> **TASK DIRECTIONS**
Write out, unchanged, the lines from the one holding "What text is on this page?" to the close of the listing. Both the first and last lines belong in it.

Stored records

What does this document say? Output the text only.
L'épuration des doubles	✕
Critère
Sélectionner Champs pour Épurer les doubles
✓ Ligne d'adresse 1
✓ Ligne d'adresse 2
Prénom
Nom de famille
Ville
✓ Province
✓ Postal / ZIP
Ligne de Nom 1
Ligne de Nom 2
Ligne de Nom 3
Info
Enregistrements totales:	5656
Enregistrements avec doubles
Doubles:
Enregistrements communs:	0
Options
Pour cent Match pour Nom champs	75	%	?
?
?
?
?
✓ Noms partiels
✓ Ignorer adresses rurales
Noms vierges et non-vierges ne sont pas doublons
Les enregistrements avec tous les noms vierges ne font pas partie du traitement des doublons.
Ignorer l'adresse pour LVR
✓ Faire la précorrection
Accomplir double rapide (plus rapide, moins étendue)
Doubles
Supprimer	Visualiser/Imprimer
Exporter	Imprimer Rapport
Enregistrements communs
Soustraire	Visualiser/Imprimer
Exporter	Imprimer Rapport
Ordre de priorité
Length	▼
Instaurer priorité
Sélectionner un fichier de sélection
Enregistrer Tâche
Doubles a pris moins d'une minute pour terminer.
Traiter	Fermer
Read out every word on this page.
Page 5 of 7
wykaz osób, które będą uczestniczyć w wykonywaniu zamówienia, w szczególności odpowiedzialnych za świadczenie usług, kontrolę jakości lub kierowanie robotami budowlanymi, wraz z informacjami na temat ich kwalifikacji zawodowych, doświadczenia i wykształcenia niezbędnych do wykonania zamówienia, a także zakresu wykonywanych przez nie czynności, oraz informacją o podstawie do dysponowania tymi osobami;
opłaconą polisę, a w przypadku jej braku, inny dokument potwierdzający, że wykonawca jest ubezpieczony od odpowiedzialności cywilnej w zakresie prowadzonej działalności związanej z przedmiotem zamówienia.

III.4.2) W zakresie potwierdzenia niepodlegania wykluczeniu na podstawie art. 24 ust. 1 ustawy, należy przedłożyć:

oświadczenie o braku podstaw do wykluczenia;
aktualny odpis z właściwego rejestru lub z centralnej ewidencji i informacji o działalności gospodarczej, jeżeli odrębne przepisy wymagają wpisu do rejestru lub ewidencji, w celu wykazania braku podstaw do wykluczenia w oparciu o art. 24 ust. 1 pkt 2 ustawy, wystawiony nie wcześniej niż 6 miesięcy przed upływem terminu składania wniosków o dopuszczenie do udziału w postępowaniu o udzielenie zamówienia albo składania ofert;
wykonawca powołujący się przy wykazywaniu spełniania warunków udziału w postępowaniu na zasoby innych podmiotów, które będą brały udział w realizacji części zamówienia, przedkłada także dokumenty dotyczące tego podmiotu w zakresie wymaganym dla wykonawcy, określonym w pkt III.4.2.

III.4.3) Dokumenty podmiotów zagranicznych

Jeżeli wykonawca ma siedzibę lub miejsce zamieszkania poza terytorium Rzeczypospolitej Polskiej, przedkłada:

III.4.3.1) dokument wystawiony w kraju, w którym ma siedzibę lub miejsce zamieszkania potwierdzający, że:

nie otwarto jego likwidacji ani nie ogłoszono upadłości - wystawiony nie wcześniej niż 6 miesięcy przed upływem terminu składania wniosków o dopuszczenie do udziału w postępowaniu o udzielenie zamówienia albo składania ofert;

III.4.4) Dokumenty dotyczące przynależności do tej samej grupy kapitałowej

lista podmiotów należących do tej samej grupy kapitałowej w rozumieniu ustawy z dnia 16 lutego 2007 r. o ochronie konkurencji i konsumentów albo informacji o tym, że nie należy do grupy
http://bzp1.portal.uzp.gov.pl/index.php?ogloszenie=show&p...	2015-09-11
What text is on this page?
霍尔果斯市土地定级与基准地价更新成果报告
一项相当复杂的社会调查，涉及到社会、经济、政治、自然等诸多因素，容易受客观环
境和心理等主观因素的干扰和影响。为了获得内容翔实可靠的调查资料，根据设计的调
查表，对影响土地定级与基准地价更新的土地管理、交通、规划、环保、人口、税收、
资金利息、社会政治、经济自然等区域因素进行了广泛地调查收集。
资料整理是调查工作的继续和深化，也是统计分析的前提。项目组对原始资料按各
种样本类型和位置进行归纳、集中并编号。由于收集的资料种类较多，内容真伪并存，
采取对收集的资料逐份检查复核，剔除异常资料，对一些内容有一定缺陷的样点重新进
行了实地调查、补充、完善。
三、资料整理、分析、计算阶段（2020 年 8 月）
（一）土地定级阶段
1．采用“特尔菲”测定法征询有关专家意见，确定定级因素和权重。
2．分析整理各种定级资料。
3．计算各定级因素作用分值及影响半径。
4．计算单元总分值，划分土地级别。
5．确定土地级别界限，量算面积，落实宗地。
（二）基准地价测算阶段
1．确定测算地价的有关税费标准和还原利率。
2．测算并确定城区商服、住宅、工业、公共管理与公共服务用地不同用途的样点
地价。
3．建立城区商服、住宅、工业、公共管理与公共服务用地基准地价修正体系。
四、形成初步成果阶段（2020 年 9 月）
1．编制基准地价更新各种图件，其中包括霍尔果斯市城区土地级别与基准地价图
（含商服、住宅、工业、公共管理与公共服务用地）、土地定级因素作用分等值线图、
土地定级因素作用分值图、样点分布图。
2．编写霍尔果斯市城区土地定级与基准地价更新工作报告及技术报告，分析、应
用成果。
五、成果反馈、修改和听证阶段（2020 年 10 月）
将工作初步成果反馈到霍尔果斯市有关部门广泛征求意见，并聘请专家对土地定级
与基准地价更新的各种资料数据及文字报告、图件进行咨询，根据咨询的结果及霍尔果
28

> **SOLUTION TO THE EXERCISE**
What text is on this page?
霍尔果斯市土地定级与基准地价更新成果报告
一项相当复杂的社会调查，涉及到社会、经济、政治、自然等诸多因素，容易受客观环
境和心理等主观因素的干扰和影响。为了获得内容翔实可靠的调查资料，根据设计的调
查表，对影响土地定级与基准地价更新的土地管理、交通、规划、环保、人口、税收、
资金利息、社会政治、经济自然等区域因素进行了广泛地调查收集。
资料整理是调查工作的继续和深化，也是统计分析的前提。项目组对原始资料按各
种样本类型和位置进行归纳、集中并编号。由于收集的资料种类较多，内容真伪并存，
采取对收集的资料逐份检查复核，剔除异常资料，对一些内容有一定缺陷的样点重新进
行了实地调查、补充、完善。
三、资料整理、分析、计算阶段（2020 年 8 月）
（一）土地定级阶段
1．采用“特尔菲”测定法征询有关专家意见，确定定级因素和权重。
2．分析整理各种定级资料。
3．计算各定级因素作用分值及影响半径。
4．计算单元总分值，划分土地级别。
5．确定土地级别界限，量算面积，落实宗地。
（二）基准地价测算阶段
1．确定测算地价的有关税费标准和还原利率。
2．测算并确定城区商服、住宅、工业、公共管理与公共服务用地不同用途的样点
地价。
3．建立城区商服、住宅、工业、公共管理与公共服务用地基准地价修正体系。
四、形成初步成果阶段（2020 年 9 月）
1．编制基准地价更新各种图件，其中包括霍尔果斯市城区土地级别与基准地价图
（含商服、住宅、工业、公共管理与公共服务用地）、土地定级因素作用分等值线图、
土地定级因素作用分值图、样点分布图。
2．编写霍尔果斯市城区土地定级与基准地价更新工作报告及技术报告，分析、应
用成果。
五、成果反馈、修改和听证阶段（2020 年 10 月）
将工作初步成果反馈到霍尔果斯市有关部门广泛征求意见，并聘请专家对土地定级
与基准地价更新的各种资料数据及文字报告、图件进行咨询，根据咨询的结果及霍尔果
28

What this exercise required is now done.